> [Short exercise]: Count how many lines of the data below contain the string "Models"; the reply should be that number alone.

******

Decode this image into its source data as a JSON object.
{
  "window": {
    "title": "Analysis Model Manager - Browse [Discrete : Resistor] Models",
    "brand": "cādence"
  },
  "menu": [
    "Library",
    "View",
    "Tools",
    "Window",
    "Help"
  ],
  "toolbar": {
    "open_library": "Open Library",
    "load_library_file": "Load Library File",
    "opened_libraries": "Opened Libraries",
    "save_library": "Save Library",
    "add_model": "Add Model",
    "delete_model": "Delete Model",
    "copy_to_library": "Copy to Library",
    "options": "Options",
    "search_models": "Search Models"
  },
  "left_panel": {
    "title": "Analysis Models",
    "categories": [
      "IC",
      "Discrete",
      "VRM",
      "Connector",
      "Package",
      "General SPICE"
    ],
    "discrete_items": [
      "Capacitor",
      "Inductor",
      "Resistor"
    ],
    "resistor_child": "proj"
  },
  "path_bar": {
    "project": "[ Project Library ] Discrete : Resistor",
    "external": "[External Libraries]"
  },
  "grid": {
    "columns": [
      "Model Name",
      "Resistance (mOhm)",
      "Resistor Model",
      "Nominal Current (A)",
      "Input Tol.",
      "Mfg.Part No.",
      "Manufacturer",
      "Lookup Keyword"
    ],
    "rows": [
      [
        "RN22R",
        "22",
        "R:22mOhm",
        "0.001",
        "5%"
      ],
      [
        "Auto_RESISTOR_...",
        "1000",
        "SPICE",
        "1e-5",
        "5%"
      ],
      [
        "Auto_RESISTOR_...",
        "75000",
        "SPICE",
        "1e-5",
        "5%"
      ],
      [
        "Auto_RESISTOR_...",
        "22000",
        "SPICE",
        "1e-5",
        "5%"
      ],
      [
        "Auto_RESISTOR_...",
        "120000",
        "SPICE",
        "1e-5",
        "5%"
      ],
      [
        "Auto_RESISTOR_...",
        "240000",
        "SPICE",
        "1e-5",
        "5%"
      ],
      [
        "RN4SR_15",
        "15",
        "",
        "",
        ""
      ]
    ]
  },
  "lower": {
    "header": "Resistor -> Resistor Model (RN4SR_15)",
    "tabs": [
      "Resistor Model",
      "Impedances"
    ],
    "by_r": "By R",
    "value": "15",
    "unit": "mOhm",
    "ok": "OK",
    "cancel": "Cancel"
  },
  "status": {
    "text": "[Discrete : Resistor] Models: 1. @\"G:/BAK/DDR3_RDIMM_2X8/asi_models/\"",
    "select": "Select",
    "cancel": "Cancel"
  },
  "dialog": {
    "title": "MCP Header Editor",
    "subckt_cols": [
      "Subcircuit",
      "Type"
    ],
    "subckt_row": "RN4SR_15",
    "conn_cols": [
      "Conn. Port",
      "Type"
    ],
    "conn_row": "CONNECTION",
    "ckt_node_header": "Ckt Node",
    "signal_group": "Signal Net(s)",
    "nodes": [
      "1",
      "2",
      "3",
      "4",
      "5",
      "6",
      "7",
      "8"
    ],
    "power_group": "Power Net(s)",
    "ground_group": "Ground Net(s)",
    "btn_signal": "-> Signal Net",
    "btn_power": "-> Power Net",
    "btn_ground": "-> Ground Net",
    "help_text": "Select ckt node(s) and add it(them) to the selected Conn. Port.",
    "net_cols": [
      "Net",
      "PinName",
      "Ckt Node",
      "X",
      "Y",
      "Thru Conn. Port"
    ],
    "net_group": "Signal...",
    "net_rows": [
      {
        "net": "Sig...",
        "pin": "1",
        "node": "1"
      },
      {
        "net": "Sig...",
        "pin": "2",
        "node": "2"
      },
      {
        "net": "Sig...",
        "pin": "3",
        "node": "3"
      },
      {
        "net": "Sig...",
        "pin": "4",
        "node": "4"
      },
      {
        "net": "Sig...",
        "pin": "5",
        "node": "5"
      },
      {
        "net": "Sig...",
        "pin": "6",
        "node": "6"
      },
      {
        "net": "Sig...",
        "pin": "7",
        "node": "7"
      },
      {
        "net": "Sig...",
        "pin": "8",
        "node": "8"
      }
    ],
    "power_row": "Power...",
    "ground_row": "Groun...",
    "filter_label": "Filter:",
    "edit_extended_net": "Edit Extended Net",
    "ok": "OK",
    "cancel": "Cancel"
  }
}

******

> [Full solution]: 4